RECORDS FOR THE EXERCISE start

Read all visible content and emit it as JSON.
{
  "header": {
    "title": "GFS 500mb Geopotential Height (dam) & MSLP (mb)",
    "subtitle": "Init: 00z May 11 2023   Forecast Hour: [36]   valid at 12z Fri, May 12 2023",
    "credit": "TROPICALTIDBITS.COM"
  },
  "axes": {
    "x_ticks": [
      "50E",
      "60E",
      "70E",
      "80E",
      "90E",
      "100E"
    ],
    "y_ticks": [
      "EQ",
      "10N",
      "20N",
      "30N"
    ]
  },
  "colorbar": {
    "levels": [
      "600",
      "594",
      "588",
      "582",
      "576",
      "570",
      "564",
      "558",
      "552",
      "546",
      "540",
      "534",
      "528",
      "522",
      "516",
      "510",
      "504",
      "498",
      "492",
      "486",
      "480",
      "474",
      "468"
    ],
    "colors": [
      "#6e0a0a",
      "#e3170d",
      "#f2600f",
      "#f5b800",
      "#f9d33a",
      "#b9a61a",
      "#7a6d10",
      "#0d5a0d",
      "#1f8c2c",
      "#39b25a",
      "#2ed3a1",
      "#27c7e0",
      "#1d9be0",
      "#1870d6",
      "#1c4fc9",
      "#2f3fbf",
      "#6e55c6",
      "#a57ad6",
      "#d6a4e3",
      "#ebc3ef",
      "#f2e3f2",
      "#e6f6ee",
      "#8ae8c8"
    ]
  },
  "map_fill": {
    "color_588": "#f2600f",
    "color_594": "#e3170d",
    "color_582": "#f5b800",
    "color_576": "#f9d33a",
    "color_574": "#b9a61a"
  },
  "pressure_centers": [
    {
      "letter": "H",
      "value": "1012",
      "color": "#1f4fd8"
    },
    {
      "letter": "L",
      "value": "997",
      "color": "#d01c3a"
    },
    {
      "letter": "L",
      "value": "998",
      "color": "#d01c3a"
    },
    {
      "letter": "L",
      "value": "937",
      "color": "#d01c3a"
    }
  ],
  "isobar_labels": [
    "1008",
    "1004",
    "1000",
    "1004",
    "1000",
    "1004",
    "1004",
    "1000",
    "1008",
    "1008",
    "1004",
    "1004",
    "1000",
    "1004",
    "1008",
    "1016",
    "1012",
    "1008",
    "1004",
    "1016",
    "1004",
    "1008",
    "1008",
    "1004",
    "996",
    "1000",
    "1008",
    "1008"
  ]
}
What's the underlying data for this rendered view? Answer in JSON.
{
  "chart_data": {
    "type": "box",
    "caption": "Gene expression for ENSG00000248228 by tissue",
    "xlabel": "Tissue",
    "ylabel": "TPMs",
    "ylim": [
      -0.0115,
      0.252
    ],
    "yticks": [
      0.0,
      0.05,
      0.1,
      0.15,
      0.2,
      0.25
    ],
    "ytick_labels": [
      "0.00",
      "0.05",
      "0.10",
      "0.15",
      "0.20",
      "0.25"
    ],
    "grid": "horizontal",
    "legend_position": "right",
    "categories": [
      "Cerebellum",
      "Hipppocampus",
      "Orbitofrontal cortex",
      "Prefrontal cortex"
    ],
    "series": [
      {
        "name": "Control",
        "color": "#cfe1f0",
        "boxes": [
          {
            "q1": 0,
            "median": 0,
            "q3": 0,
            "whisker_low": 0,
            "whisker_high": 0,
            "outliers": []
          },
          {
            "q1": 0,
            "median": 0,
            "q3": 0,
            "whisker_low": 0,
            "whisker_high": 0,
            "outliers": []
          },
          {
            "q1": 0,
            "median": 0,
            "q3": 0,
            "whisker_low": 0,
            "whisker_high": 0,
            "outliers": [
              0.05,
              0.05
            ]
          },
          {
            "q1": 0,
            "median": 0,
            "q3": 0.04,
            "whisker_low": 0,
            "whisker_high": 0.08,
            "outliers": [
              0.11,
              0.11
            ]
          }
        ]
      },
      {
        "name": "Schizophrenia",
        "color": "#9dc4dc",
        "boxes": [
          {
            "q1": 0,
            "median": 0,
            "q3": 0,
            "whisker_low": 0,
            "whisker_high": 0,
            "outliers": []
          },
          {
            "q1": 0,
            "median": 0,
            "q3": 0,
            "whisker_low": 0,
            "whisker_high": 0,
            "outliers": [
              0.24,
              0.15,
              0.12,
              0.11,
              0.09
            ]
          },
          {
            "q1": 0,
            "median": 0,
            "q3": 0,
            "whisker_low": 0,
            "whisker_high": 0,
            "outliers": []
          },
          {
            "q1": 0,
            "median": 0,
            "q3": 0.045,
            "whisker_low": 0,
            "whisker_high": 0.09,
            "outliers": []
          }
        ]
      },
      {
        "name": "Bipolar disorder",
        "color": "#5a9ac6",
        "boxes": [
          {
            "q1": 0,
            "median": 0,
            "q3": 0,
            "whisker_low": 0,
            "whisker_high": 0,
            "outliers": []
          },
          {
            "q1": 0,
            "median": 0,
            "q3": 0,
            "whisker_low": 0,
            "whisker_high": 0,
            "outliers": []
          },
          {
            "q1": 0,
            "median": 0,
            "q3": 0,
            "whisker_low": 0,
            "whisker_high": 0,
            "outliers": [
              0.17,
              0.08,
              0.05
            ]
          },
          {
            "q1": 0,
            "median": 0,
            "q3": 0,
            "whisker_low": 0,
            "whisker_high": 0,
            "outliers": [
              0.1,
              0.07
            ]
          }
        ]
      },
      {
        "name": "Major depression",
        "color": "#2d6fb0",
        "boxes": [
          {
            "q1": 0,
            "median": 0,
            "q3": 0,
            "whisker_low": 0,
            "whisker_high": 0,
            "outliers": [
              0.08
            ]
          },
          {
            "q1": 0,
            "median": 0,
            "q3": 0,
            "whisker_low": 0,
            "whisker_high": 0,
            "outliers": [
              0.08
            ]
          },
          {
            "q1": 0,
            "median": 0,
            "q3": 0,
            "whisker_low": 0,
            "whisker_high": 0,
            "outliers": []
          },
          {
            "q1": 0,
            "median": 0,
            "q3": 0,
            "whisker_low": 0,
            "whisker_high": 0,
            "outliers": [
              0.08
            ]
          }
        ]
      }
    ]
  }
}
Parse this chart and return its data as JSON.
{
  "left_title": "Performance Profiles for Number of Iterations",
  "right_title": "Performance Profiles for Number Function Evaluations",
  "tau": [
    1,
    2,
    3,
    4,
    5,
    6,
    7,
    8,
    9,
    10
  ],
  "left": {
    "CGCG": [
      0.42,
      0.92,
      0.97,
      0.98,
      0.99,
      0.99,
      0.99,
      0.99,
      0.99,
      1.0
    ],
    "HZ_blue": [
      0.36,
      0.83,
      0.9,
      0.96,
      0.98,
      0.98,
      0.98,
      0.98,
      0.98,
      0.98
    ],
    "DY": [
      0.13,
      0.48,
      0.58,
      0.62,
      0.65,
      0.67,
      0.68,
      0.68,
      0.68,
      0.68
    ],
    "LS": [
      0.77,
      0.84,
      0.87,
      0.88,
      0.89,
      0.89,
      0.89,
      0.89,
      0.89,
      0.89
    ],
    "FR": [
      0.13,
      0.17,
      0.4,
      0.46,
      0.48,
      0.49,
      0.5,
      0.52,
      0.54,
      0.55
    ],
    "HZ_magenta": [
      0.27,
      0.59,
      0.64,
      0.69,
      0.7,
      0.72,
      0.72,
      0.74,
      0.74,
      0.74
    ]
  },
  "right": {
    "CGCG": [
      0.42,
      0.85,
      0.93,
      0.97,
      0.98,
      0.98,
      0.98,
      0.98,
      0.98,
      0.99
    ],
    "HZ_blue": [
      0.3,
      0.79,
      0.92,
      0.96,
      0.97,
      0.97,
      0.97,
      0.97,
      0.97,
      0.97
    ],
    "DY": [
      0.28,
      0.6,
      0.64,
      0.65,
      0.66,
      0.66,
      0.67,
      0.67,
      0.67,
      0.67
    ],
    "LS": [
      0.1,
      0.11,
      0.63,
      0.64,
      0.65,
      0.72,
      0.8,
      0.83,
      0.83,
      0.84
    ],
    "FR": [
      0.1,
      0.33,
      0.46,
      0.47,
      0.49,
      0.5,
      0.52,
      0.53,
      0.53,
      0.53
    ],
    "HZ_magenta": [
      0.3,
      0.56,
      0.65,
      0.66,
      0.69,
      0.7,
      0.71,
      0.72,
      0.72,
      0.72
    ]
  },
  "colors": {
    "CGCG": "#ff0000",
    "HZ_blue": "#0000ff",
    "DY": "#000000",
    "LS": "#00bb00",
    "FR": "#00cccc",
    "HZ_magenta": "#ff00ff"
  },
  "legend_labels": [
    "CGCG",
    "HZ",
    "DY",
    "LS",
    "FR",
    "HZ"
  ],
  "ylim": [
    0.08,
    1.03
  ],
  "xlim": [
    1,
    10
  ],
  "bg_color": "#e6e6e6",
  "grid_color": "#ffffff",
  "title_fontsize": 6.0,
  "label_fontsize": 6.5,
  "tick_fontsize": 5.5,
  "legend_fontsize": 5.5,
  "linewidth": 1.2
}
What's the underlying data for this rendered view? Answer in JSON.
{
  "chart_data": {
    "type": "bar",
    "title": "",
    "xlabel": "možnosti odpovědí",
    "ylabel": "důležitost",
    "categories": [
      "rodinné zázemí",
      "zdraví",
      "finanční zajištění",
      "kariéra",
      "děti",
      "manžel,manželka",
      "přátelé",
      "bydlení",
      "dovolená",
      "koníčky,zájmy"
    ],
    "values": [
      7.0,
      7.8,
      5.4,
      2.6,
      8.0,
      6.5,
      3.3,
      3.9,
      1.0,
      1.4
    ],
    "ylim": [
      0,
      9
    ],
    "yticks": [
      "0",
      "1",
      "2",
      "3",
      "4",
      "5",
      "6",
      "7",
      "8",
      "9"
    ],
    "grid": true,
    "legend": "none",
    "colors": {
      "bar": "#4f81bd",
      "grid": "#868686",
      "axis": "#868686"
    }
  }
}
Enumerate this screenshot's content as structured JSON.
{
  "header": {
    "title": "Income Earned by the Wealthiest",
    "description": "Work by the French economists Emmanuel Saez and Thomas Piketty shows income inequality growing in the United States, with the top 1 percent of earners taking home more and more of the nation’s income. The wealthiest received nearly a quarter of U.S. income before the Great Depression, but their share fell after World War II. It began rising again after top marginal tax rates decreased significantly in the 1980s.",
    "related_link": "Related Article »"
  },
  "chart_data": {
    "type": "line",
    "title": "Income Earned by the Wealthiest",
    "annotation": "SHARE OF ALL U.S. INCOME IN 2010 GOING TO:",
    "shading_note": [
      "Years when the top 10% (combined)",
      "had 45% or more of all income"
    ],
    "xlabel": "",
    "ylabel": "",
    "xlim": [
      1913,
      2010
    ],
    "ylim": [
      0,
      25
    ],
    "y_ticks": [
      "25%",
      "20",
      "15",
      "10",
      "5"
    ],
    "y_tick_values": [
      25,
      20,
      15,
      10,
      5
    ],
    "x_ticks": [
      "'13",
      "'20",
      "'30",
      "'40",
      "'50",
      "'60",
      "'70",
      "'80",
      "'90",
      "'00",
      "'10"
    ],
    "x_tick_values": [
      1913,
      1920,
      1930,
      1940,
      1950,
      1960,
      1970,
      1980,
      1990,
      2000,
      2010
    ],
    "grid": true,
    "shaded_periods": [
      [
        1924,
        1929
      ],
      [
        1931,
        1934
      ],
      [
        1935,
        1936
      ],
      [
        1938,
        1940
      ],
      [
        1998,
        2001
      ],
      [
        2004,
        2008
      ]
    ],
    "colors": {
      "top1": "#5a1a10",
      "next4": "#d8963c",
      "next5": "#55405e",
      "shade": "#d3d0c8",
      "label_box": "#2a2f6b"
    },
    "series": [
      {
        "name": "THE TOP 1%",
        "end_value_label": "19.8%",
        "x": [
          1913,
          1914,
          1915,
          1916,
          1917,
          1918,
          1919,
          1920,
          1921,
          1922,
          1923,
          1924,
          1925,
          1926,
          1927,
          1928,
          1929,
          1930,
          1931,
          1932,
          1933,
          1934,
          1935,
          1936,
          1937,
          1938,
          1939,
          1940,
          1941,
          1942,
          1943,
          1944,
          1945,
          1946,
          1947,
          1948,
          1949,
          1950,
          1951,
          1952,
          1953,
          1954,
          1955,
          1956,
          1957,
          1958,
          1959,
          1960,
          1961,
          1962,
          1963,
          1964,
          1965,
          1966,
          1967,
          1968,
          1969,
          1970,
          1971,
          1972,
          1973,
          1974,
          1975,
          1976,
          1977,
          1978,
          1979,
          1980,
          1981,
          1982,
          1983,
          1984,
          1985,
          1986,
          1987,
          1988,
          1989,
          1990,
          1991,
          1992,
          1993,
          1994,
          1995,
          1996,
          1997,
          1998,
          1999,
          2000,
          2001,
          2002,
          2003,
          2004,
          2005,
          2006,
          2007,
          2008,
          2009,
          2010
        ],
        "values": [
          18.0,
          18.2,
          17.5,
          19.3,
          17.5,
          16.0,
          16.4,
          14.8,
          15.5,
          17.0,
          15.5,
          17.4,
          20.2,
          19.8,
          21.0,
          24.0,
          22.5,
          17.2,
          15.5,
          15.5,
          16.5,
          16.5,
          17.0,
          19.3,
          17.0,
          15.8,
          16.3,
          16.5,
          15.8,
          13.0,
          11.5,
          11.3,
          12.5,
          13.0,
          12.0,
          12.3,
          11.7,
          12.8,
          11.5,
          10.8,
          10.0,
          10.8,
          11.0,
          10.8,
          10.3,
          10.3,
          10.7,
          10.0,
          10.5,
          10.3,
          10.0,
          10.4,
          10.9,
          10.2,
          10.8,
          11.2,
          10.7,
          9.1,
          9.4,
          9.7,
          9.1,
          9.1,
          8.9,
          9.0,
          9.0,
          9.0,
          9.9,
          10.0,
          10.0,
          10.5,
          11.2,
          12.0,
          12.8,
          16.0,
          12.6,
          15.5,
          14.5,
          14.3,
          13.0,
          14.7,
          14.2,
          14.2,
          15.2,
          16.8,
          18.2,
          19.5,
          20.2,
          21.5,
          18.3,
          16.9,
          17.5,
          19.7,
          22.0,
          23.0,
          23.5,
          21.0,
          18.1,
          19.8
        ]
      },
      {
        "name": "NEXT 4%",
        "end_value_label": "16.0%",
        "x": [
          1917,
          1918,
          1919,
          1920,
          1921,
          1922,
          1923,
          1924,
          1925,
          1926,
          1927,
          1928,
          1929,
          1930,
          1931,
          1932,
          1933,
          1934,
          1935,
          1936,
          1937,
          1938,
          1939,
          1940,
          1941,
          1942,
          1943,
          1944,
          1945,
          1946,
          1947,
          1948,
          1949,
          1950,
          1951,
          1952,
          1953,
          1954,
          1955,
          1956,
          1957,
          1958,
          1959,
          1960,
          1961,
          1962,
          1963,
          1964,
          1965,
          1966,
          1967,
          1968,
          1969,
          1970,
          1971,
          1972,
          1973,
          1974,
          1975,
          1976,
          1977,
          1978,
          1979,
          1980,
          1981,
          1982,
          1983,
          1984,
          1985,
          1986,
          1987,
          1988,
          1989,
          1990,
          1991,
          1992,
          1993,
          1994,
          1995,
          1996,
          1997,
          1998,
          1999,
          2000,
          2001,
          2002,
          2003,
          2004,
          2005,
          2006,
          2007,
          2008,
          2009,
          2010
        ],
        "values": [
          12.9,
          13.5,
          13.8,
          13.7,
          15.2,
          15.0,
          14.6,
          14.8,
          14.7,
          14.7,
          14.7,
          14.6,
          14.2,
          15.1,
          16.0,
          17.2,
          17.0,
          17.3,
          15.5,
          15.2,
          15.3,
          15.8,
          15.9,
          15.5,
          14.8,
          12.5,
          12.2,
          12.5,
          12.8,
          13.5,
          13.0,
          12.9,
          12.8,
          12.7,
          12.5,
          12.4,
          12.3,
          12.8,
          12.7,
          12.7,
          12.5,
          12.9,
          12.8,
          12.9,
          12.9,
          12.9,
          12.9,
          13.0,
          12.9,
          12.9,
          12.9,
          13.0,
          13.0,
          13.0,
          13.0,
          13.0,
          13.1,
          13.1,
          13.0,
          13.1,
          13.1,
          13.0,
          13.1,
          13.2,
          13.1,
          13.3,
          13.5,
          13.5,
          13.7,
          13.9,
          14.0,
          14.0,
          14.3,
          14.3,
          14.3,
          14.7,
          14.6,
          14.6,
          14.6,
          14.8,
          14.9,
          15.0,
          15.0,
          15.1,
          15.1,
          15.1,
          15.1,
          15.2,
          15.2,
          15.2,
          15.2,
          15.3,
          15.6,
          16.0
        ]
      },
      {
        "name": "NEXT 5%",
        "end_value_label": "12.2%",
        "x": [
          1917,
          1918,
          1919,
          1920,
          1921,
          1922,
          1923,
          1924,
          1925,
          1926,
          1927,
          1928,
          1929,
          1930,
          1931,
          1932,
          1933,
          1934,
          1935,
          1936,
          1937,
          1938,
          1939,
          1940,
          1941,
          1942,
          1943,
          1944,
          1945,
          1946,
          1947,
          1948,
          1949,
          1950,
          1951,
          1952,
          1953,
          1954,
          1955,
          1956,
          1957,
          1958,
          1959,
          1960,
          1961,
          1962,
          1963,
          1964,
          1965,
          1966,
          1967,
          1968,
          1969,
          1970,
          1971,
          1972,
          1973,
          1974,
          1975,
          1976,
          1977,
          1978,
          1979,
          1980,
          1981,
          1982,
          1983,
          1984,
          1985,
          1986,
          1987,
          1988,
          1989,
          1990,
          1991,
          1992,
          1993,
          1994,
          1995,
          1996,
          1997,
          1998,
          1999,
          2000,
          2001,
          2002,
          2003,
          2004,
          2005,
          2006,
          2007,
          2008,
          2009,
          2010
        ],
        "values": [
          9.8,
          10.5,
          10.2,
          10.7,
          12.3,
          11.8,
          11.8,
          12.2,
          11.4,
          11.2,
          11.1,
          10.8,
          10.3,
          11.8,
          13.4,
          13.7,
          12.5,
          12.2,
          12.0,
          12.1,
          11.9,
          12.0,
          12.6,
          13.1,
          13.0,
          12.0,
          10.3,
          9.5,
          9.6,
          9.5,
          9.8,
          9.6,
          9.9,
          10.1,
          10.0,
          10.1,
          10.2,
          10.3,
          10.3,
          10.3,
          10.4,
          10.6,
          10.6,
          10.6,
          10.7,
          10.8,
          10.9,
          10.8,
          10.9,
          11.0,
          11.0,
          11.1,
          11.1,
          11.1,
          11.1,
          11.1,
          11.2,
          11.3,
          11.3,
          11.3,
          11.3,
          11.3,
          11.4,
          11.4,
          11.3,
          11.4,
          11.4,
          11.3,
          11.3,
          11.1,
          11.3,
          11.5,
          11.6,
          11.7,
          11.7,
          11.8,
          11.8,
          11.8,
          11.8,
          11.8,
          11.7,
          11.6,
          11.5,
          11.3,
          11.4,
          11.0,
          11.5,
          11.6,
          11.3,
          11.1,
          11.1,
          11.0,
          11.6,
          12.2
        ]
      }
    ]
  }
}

RECORDS FOR THE EXERCISE end

THE EXERCISE: Copy each line above containing the string "ylabel".

FULL OUTPUT:
    "ylabel": "TPMs",
    "ylabel": "důležitost",
    "ylabel": "",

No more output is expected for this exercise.